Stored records

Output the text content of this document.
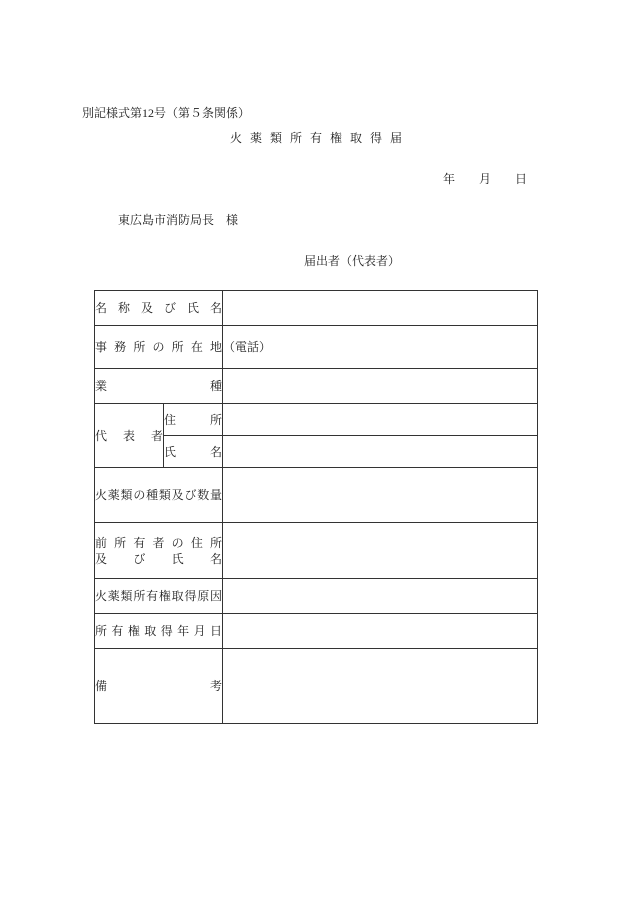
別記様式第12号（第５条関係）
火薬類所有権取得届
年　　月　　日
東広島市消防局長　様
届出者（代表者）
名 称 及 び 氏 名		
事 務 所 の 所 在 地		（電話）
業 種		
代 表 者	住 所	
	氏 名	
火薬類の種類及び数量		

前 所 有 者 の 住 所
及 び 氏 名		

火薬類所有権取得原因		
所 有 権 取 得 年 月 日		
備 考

---

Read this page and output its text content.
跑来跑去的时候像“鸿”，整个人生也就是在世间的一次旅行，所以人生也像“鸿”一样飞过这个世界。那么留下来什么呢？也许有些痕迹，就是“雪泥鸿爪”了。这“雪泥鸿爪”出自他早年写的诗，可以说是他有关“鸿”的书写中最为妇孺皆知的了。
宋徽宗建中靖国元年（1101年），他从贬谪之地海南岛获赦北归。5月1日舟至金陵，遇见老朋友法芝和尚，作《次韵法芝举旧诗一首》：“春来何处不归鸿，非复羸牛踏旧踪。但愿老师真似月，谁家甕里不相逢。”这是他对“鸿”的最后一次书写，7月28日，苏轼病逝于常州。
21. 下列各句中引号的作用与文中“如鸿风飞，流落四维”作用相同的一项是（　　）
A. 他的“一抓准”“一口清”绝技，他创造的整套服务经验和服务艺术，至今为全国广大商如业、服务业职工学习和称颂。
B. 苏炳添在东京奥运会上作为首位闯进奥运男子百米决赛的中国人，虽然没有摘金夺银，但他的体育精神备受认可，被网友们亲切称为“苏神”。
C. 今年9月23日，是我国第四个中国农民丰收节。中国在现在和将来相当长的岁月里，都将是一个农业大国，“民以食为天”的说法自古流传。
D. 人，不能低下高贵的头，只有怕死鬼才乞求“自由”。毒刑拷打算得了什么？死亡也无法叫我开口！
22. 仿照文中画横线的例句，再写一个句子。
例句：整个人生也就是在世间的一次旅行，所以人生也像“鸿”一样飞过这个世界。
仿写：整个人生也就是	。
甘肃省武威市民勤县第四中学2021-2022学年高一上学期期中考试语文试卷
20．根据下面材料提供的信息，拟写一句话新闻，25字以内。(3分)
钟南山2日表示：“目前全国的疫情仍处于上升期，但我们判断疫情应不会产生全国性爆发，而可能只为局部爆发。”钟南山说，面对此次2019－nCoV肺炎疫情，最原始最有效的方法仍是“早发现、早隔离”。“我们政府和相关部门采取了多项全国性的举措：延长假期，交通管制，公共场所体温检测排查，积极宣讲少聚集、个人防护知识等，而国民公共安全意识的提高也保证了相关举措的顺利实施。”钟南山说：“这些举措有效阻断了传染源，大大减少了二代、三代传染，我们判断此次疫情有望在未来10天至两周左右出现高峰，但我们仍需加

> _Exercise description_
Tally the lines of the listing in which the word "content" occurs, and state the total alone.

> _Result of the exercise_
2